Instruction: Repeat each line word for word.
** Start of Records for this exercise **
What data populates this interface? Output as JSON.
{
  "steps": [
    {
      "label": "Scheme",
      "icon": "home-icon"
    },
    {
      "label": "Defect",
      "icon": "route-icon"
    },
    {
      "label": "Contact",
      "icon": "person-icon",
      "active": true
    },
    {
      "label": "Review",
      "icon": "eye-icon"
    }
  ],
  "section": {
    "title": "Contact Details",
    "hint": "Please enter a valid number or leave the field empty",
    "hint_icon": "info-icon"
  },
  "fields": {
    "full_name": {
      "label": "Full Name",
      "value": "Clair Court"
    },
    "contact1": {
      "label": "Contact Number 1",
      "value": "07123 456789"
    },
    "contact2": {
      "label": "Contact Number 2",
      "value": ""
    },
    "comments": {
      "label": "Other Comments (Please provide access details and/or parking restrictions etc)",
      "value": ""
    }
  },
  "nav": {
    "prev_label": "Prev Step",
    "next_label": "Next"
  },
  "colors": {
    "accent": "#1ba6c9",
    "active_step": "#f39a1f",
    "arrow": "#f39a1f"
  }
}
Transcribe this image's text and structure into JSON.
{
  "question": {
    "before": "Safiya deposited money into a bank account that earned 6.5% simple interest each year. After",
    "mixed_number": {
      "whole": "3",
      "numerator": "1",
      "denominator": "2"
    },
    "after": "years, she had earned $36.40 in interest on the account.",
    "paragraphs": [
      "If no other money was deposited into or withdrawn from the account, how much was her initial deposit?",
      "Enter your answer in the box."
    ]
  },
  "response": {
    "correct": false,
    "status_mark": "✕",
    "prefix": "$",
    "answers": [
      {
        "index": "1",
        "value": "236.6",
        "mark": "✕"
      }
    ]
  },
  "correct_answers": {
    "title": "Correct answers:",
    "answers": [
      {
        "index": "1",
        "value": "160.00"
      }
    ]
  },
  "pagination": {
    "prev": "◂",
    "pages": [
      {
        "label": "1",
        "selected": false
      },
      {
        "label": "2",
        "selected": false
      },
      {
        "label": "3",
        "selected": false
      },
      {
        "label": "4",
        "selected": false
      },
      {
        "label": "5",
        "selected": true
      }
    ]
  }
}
** End of Records for this exercise **
Exercise solution:
What data populates this interface? Output as JSON.
{
  "steps": [
    {
      "label": "Scheme",
      "icon": "home-icon"
    },
    {
      "label": "Defect",
      "icon": "route-icon"
    },
    {
      "label": "Contact",
      "icon": "person-icon",
      "active": true
    },
    {
      "label": "Review",
      "icon": "eye-icon"
    }
  ],
  "section": {
    "title": "Contact Details",
    "hint": "Please enter a valid number or leave the field empty",
    "hint_icon": "info-icon"
  },
  "fields": {
    "full_name": {
      "label": "Full Name",
      "value": "Clair Court"
    },
    "contact1": {
      "label": "Contact Number 1",
      "value": "07123 456789"
    },
    "contact2": {
      "label": "Contact Number 2",
      "value": ""
    },
    "comments": {
      "label": "Other Comments (Please provide access details and/or parking restrictions etc)",
      "value": ""
    }
  },
  "nav": {
    "prev_label": "Prev Step",
    "next_label": "Next"
  },
  "colors": {
    "accent": "#1ba6c9",
    "active_step": "#f39a1f",
    "arrow": "#f39a1f"
  }
}
Transcribe this image's text and structure into JSON.
{
  "question": {
    "before": "Safiya deposited money into a bank account that earned 6.5% simple interest each year. After",
    "mixed_number": {
      "whole": "3",
      "numerator": "1",
      "denominator": "2"
    },
    "after": "years, she had earned $36.40 in interest on the account.",
    "paragraphs": [
      "If no other money was deposited into or withdrawn from the account, how much was her initial deposit?",
      "Enter your answer in the box."
    ]
  },
  "response": {
    "correct": false,
    "status_mark": "✕",
    "prefix": "$",
    "answers": [
      {
        "index": "1",
        "value": "236.6",
        "mark": "✕"
      }
    ]
  },
  "correct_answers": {
    "title": "Correct answers:",
    "answers": [
      {
        "index": "1",
        "value": "160.00"
      }
    ]
  },
  "pagination": {
    "prev": "◂",
    "pages": [
      {
        "label": "1",
        "selected": false
      },
      {
        "label": "2",
        "selected": false
      },
      {
        "label": "3",
        "selected": false
      },
      {
        "label": "4",
        "selected": false
      },
      {
        "label": "5",
        "selected": true
      }
    ]
  }
}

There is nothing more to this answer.